> [EXERCISE INSTRUCTIONS]:
Please reproduce all of the data exactly as it appears, but skip the pictures.

• • • •

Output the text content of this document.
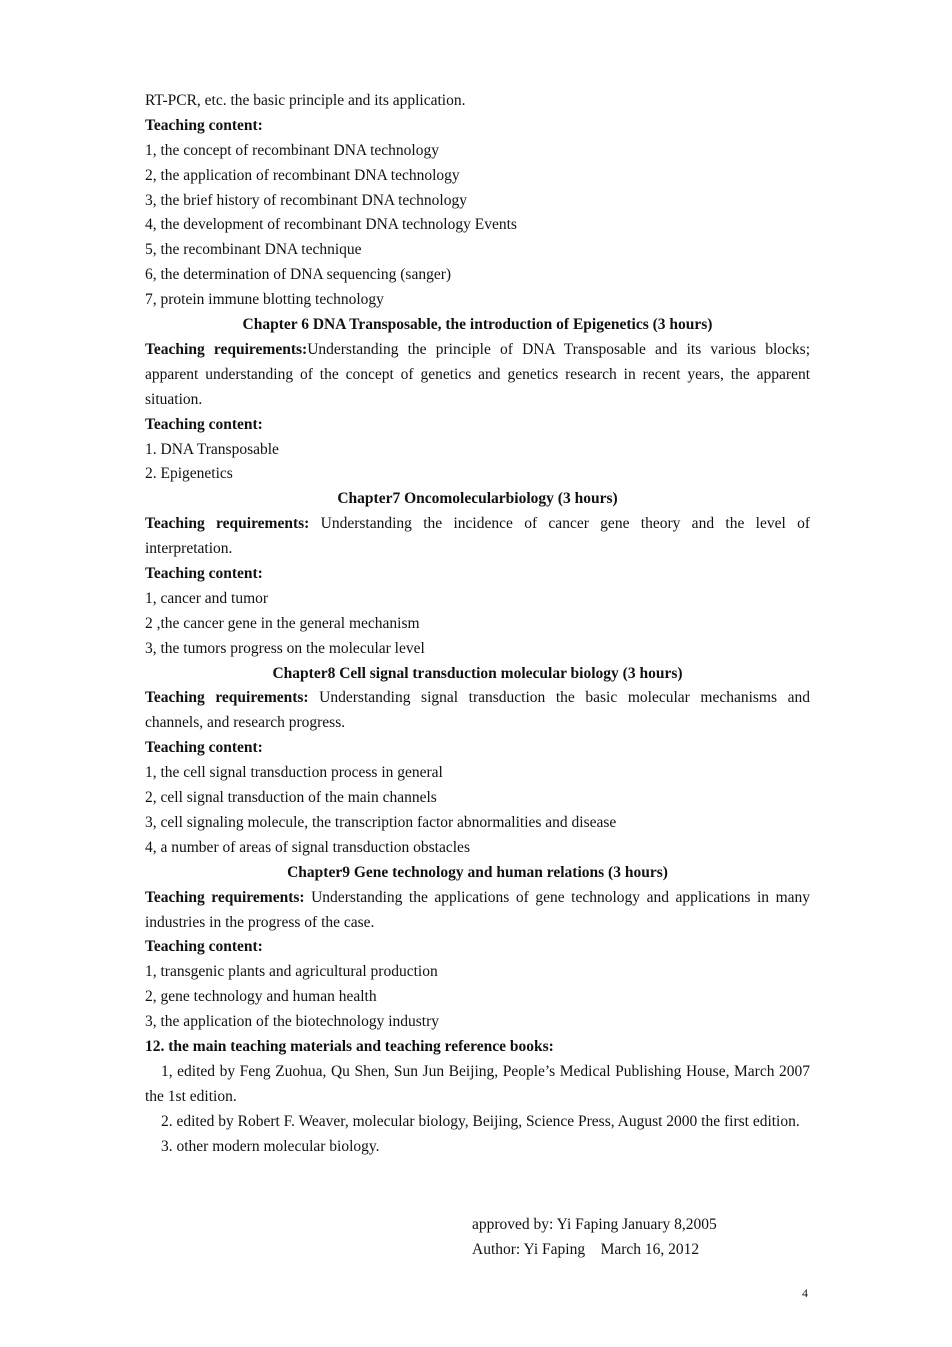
RT-PCR, etc. the basic principle and its application.
Teaching content:
1, the concept of recombinant DNA technology
2, the application of recombinant DNA technology
3, the brief history of recombinant DNA technology
4, the development of recombinant DNA technology Events
5, the recombinant DNA technique
6, the determination of DNA sequencing (sanger)
7, protein immune blotting technology
Chapter 6 DNA Transposable, the introduction of Epigenetics (3 hours)
Teaching requirements:Understanding the principle of DNA Transposable and its various blocks; apparent understanding of the concept of genetics and genetics research in recent years, the apparent situation.
Teaching content:
1. DNA Transposable
2. Epigenetics
Chapter7 Oncomolecularbiology (3 hours)
Teaching requirements: Understanding the incidence of cancer gene theory and the level of interpretation.
Teaching content:
1, cancer and tumor
2 ,the cancer gene in the general mechanism
3, the tumors progress on the molecular level
Chapter8 Cell signal transduction molecular biology (3 hours)
Teaching requirements: Understanding signal transduction the basic molecular mechanisms and channels, and research progress.
Teaching content:
1, the cell signal transduction process in general
2, cell signal transduction of the main channels
3, cell signaling molecule, the transcription factor abnormalities and disease
4, a number of areas of signal transduction obstacles
Chapter9 Gene technology and human relations (3 hours)
Teaching requirements: Understanding the applications of gene technology and applications in many industries in the progress of the case.
Teaching content:
1, transgenic plants and agricultural production
2, gene technology and human health
3, the application of the biotechnology industry
12. the main teaching materials and teaching reference books:
1, edited by Feng Zuohua, Qu Shen, Sun Jun Beijing, People’s Medical Publishing House, March 2007 the 1st edition.
2. edited by Robert F. Weaver, molecular biology, Beijing, Science Press, August 2000 the first edition.
3. other modern molecular biology.
approved by: Yi Faping January 8,2005
Author: Yi Faping    March 16, 2012
4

• • • •

> [COMPLETED TASK]:
Output the text content of this document.
RT-PCR, etc. the basic principle and its application.
Teaching content:
1, the concept of recombinant DNA technology
2, the application of recombinant DNA technology
3, the brief history of recombinant DNA technology
4, the development of recombinant DNA technology Events
5, the recombinant DNA technique
6, the determination of DNA sequencing (sanger)
7, protein immune blotting technology
Chapter 6 DNA Transposable, the introduction of Epigenetics (3 hours)
Teaching requirements:Understanding the principle of DNA Transposable and its various blocks; apparent understanding of the concept of genetics and genetics research in recent years, the apparent situation.
Teaching content:
1. DNA Transposable
2. Epigenetics
Chapter7 Oncomolecularbiology (3 hours)
Teaching requirements: Understanding the incidence of cancer gene theory and the level of interpretation.
Teaching content:
1, cancer and tumor
2 ,the cancer gene in the general mechanism
3, the tumors progress on the molecular level
Chapter8 Cell signal transduction molecular biology (3 hours)
Teaching requirements: Understanding signal transduction the basic molecular mechanisms and channels, and research progress.
Teaching content:
1, the cell signal transduction process in general
2, cell signal transduction of the main channels
3, cell signaling molecule, the transcription factor abnormalities and disease
4, a number of areas of signal transduction obstacles
Chapter9 Gene technology and human relations (3 hours)
Teaching requirements: Understanding the applications of gene technology and applications in many industries in the progress of the case.
Teaching content:
1, transgenic plants and agricultural production
2, gene technology and human health
3, the application of the biotechnology industry
12. the main teaching materials and teaching reference books:
1, edited by Feng Zuohua, Qu Shen, Sun Jun Beijing, People’s Medical Publishing House, March 2007 the 1st edition.
2. edited by Robert F. Weaver, molecular biology, Beijing, Science Press, August 2000 the first edition.
3. other modern molecular biology.
approved by: Yi Faping January 8,2005
Author: Yi Faping    March 16, 2012
4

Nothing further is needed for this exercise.